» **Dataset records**
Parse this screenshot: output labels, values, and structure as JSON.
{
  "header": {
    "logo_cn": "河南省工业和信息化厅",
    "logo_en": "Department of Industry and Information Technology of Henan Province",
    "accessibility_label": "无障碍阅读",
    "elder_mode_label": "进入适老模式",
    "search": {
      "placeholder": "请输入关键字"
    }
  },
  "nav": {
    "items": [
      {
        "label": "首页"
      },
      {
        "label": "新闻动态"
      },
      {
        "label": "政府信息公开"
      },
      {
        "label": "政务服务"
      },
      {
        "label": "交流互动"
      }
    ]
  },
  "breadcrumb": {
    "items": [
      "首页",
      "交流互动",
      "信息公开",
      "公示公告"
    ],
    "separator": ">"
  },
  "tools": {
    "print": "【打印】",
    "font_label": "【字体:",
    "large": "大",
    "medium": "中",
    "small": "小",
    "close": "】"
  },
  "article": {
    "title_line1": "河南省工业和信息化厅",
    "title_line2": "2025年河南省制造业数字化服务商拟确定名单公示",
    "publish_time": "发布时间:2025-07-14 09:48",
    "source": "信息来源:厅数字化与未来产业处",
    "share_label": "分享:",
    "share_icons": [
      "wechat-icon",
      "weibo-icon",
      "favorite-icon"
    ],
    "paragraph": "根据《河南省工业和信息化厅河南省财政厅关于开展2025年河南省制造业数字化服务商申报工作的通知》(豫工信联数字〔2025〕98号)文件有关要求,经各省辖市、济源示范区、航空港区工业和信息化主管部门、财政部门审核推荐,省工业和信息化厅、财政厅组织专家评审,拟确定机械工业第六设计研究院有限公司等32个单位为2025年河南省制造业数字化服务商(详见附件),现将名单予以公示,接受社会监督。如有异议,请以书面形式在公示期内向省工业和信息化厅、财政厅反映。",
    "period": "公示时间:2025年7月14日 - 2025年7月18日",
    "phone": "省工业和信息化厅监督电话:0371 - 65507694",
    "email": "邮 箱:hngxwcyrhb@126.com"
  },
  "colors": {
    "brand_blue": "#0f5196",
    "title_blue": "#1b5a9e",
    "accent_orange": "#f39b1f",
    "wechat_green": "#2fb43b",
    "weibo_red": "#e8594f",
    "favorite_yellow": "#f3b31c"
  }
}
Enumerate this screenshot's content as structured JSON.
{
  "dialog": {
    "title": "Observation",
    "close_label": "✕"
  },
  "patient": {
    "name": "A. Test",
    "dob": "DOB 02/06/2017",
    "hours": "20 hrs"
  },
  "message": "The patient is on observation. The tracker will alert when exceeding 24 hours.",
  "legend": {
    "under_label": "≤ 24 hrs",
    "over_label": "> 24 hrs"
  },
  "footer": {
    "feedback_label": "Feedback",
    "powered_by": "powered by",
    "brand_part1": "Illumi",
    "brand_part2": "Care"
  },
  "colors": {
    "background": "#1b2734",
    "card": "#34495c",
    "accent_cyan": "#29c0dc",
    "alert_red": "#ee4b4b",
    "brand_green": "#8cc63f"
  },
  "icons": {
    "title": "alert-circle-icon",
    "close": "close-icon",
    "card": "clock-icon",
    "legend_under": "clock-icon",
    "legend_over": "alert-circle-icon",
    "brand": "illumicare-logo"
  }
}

» **What you should do**
Include both ends. Return the line holding "Enumerate this screenshot's" and all lines after it in the records above, exactly as written.

» **Task solution**
Enumerate this screenshot's content as structured JSON.
{
  "dialog": {
    "title": "Observation",
    "close_label": "✕"
  },
  "patient": {
    "name": "A. Test",
    "dob": "DOB 02/06/2017",
    "hours": "20 hrs"
  },
  "message": "The patient is on observation. The tracker will alert when exceeding 24 hours.",
  "legend": {
    "under_label": "≤ 24 hrs",
    "over_label": "> 24 hrs"
  },
  "footer": {
    "feedback_label": "Feedback",
    "powered_by": "powered by",
    "brand_part1": "Illumi",
    "brand_part2": "Care"
  },
  "colors": {
    "background": "#1b2734",
    "card": "#34495c",
    "accent_cyan": "#29c0dc",
    "alert_red": "#ee4b4b",
    "brand_green": "#8cc63f"
  },
  "icons": {
    "title": "alert-circle-icon",
    "close": "close-icon",
    "card": "clock-icon",
    "legend_under": "clock-icon",
    "legend_over": "alert-circle-icon",
    "brand": "illumicare-logo"
  }
}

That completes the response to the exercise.